Dataset entries
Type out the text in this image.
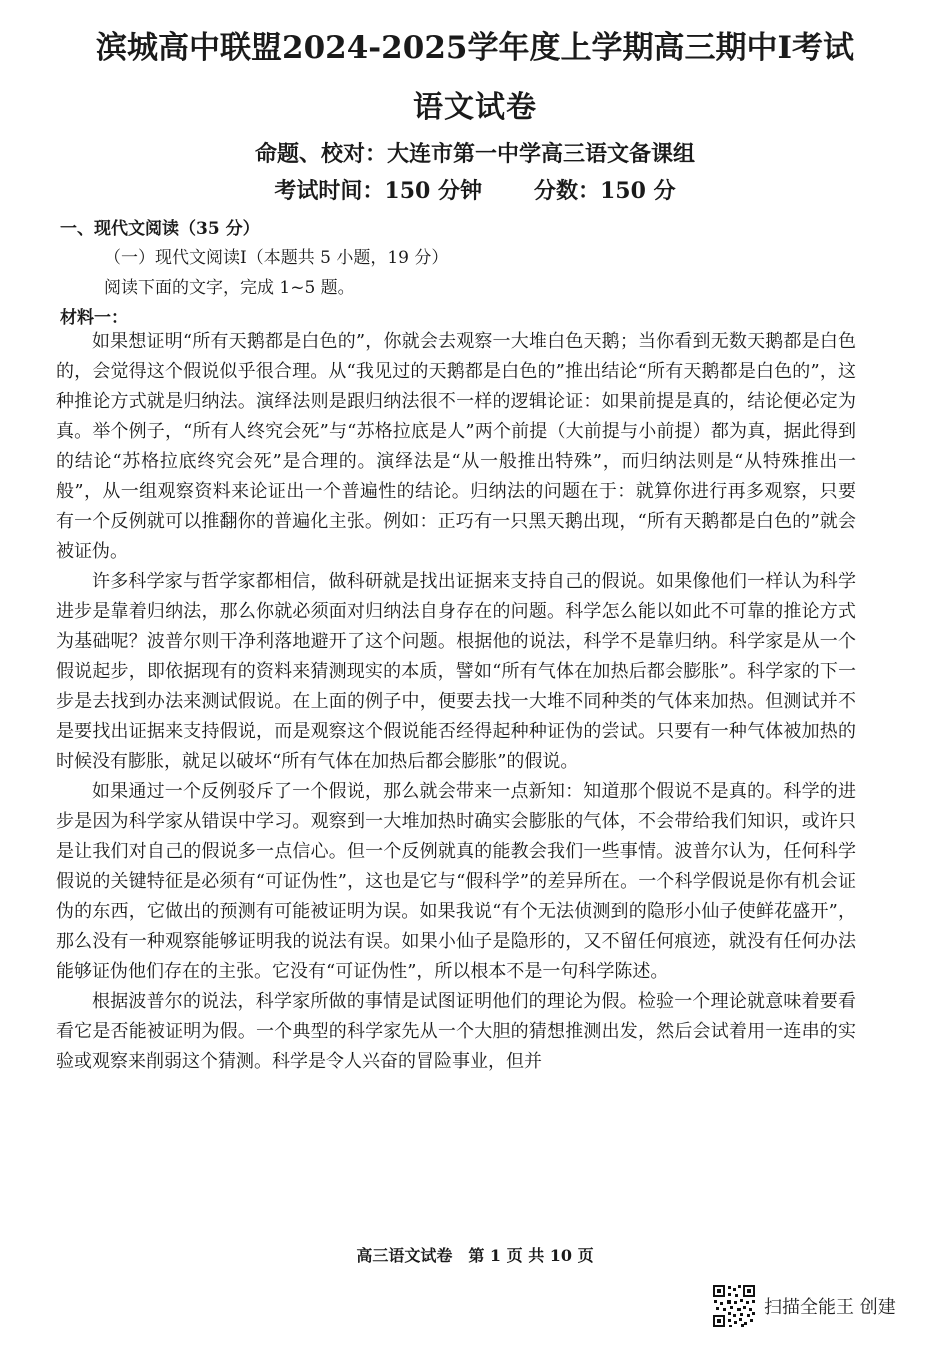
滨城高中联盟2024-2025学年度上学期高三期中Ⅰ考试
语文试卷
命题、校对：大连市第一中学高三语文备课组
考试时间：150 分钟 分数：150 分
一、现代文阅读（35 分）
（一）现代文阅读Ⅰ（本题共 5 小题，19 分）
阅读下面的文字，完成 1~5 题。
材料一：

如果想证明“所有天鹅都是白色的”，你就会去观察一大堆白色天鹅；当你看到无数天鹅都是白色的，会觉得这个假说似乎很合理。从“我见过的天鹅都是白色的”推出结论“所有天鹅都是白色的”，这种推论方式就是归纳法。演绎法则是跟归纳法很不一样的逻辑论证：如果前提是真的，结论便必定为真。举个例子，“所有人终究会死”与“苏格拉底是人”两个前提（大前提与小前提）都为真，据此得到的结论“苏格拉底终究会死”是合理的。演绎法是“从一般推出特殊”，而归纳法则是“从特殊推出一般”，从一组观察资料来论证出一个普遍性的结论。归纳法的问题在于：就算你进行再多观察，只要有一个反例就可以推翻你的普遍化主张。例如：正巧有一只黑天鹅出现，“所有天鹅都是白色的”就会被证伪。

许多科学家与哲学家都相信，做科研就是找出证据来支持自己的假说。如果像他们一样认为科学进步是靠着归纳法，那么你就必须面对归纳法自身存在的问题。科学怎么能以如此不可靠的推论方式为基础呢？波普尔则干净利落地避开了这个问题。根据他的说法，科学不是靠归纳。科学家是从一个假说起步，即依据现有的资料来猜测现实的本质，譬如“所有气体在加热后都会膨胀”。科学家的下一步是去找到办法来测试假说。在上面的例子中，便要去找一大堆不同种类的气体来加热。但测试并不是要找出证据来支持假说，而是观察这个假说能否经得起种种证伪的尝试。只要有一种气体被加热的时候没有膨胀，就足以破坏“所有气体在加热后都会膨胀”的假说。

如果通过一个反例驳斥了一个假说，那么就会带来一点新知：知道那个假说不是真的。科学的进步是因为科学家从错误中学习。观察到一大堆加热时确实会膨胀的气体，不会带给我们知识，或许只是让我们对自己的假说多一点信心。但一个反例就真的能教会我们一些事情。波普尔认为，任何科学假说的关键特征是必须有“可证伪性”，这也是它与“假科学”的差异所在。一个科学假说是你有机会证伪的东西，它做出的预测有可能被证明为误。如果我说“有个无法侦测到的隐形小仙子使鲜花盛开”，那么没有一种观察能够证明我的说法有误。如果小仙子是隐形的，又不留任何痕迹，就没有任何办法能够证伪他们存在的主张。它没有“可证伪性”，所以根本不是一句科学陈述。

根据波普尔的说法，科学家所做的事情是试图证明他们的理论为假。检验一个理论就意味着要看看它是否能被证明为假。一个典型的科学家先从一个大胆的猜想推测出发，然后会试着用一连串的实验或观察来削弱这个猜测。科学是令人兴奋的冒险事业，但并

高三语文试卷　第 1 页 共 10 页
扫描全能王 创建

### Written problem
Set the data above down again exactly as given, with no pictures.

### Solution
Type out the text in this image.
滨城高中联盟2024-2025学年度上学期高三期中Ⅰ考试
语文试卷
命题、校对：大连市第一中学高三语文备课组
考试时间：150 分钟 分数：150 分
一、现代文阅读（35 分）
（一）现代文阅读Ⅰ（本题共 5 小题，19 分）
阅读下面的文字，完成 1~5 题。
材料一：

如果想证明“所有天鹅都是白色的”，你就会去观察一大堆白色天鹅；当你看到无数天鹅都是白色的，会觉得这个假说似乎很合理。从“我见过的天鹅都是白色的”推出结论“所有天鹅都是白色的”，这种推论方式就是归纳法。演绎法则是跟归纳法很不一样的逻辑论证：如果前提是真的，结论便必定为真。举个例子，“所有人终究会死”与“苏格拉底是人”两个前提（大前提与小前提）都为真，据此得到的结论“苏格拉底终究会死”是合理的。演绎法是“从一般推出特殊”，而归纳法则是“从特殊推出一般”，从一组观察资料来论证出一个普遍性的结论。归纳法的问题在于：就算你进行再多观察，只要有一个反例就可以推翻你的普遍化主张。例如：正巧有一只黑天鹅出现，“所有天鹅都是白色的”就会被证伪。

许多科学家与哲学家都相信，做科研就是找出证据来支持自己的假说。如果像他们一样认为科学进步是靠着归纳法，那么你就必须面对归纳法自身存在的问题。科学怎么能以如此不可靠的推论方式为基础呢？波普尔则干净利落地避开了这个问题。根据他的说法，科学不是靠归纳。科学家是从一个假说起步，即依据现有的资料来猜测现实的本质，譬如“所有气体在加热后都会膨胀”。科学家的下一步是去找到办法来测试假说。在上面的例子中，便要去找一大堆不同种类的气体来加热。但测试并不是要找出证据来支持假说，而是观察这个假说能否经得起种种证伪的尝试。只要有一种气体被加热的时候没有膨胀，就足以破坏“所有气体在加热后都会膨胀”的假说。

如果通过一个反例驳斥了一个假说，那么就会带来一点新知：知道那个假说不是真的。科学的进步是因为科学家从错误中学习。观察到一大堆加热时确实会膨胀的气体，不会带给我们知识，或许只是让我们对自己的假说多一点信心。但一个反例就真的能教会我们一些事情。波普尔认为，任何科学假说的关键特征是必须有“可证伪性”，这也是它与“假科学”的差异所在。一个科学假说是你有机会证伪的东西，它做出的预测有可能被证明为误。如果我说“有个无法侦测到的隐形小仙子使鲜花盛开”，那么没有一种观察能够证明我的说法有误。如果小仙子是隐形的，又不留任何痕迹，就没有任何办法能够证伪他们存在的主张。它没有“可证伪性”，所以根本不是一句科学陈述。

根据波普尔的说法，科学家所做的事情是试图证明他们的理论为假。检验一个理论就意味着要看看它是否能被证明为假。一个典型的科学家先从一个大胆的猜想推测出发，然后会试着用一连串的实验或观察来削弱这个猜测。科学是令人兴奋的冒险事业，但并

高三语文试卷　第 1 页 共 10 页
扫描全能王 创建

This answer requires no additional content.